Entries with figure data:
━━━━━━━━━━━━━━━━
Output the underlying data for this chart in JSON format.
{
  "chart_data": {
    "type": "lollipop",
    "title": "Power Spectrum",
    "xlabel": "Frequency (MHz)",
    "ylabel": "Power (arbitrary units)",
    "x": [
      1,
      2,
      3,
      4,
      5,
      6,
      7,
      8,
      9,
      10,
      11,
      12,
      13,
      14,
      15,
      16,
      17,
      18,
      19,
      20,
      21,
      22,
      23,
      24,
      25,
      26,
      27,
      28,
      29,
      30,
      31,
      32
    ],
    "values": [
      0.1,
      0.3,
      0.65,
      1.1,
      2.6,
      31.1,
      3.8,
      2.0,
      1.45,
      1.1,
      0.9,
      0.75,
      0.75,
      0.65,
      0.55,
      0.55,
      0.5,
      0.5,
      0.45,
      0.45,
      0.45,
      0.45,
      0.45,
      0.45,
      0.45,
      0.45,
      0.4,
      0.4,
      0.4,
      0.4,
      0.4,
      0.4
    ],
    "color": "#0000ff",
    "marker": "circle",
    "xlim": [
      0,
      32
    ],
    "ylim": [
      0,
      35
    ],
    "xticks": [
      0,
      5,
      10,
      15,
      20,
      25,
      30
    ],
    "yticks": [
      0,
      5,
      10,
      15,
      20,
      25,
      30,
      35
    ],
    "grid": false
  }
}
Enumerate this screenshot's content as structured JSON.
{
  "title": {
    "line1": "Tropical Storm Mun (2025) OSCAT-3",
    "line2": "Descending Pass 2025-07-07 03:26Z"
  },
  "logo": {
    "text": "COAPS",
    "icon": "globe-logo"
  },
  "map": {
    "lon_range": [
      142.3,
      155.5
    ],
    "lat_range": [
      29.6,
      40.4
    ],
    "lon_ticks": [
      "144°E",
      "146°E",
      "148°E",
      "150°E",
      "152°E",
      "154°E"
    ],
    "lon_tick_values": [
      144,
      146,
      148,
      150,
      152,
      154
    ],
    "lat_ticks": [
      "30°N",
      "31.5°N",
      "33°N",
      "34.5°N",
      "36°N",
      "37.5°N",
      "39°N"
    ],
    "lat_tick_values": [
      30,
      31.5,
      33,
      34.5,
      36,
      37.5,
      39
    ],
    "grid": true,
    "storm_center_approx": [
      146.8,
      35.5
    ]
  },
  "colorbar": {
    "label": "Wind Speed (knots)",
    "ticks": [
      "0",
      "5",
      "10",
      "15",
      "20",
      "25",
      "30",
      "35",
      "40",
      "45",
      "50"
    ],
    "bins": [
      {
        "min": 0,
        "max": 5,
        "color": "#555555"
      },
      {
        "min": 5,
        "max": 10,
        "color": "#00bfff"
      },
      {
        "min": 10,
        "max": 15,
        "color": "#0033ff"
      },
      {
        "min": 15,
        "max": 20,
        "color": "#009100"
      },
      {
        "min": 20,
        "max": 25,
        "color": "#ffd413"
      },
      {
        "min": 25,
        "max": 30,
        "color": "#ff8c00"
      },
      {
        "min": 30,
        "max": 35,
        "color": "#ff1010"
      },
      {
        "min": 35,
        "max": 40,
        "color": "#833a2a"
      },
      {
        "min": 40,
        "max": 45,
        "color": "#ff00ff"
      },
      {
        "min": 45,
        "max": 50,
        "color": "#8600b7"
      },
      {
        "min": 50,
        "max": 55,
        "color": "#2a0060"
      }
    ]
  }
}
━━━━━━━━━━━━━━━━
- INSTRUCTIONS TO FOLLOW
Copy all the records above exactly, missing none.

- WRITTEN RESPONSE
Output the underlying data for this chart in JSON format.
{
  "chart_data": {
    "type": "lollipop",
    "title": "Power Spectrum",
    "xlabel": "Frequency (MHz)",
    "ylabel": "Power (arbitrary units)",
    "x": [
      1,
      2,
      3,
      4,
      5,
      6,
      7,
      8,
      9,
      10,
      11,
      12,
      13,
      14,
      15,
      16,
      17,
      18,
      19,
      20,
      21,
      22,
      23,
      24,
      25,
      26,
      27,
      28,
      29,
      30,
      31,
      32
    ],
    "values": [
      0.1,
      0.3,
      0.65,
      1.1,
      2.6,
      31.1,
      3.8,
      2.0,
      1.45,
      1.1,
      0.9,
      0.75,
      0.75,
      0.65,
      0.55,
      0.55,
      0.5,
      0.5,
      0.45,
      0.45,
      0.45,
      0.45,
      0.45,
      0.45,
      0.45,
      0.45,
      0.4,
      0.4,
      0.4,
      0.4,
      0.4,
      0.4
    ],
    "color": "#0000ff",
    "marker": "circle",
    "xlim": [
      0,
      32
    ],
    "ylim": [
      0,
      35
    ],
    "xticks": [
      0,
      5,
      10,
      15,
      20,
      25,
      30
    ],
    "yticks": [
      0,
      5,
      10,
      15,
      20,
      25,
      30,
      35
    ],
    "grid": false
  }
}
Enumerate this screenshot's content as structured JSON.
{
  "title": {
    "line1": "Tropical Storm Mun (2025) OSCAT-3",
    "line2": "Descending Pass 2025-07-07 03:26Z"
  },
  "logo": {
    "text": "COAPS",
    "icon": "globe-logo"
  },
  "map": {
    "lon_range": [
      142.3,
      155.5
    ],
    "lat_range": [
      29.6,
      40.4
    ],
    "lon_ticks": [
      "144°E",
      "146°E",
      "148°E",
      "150°E",
      "152°E",
      "154°E"
    ],
    "lon_tick_values": [
      144,
      146,
      148,
      150,
      152,
      154
    ],
    "lat_ticks": [
      "30°N",
      "31.5°N",
      "33°N",
      "34.5°N",
      "36°N",
      "37.5°N",
      "39°N"
    ],
    "lat_tick_values": [
      30,
      31.5,
      33,
      34.5,
      36,
      37.5,
      39
    ],
    "grid": true,
    "storm_center_approx": [
      146.8,
      35.5
    ]
  },
  "colorbar": {
    "label": "Wind Speed (knots)",
    "ticks": [
      "0",
      "5",
      "10",
      "15",
      "20",
      "25",
      "30",
      "35",
      "40",
      "45",
      "50"
    ],
    "bins": [
      {
        "min": 0,
        "max": 5,
        "color": "#555555"
      },
      {
        "min": 5,
        "max": 10,
        "color": "#00bfff"
      },
      {
        "min": 10,
        "max": 15,
        "color": "#0033ff"
      },
      {
        "min": 15,
        "max": 20,
        "color": "#009100"
      },
      {
        "min": 20,
        "max": 25,
        "color": "#ffd413"
      },
      {
        "min": 25,
        "max": 30,
        "color": "#ff8c00"
      },
      {
        "min": 30,
        "max": 35,
        "color": "#ff1010"
      },
      {
        "min": 35,
        "max": 40,
        "color": "#833a2a"
      },
      {
        "min": 40,
        "max": 45,
        "color": "#ff00ff"
      },
      {
        "min": 45,
        "max": 50,
        "color": "#8600b7"
      },
      {
        "min": 50,
        "max": 55,
        "color": "#2a0060"
      }
    ]
  }
}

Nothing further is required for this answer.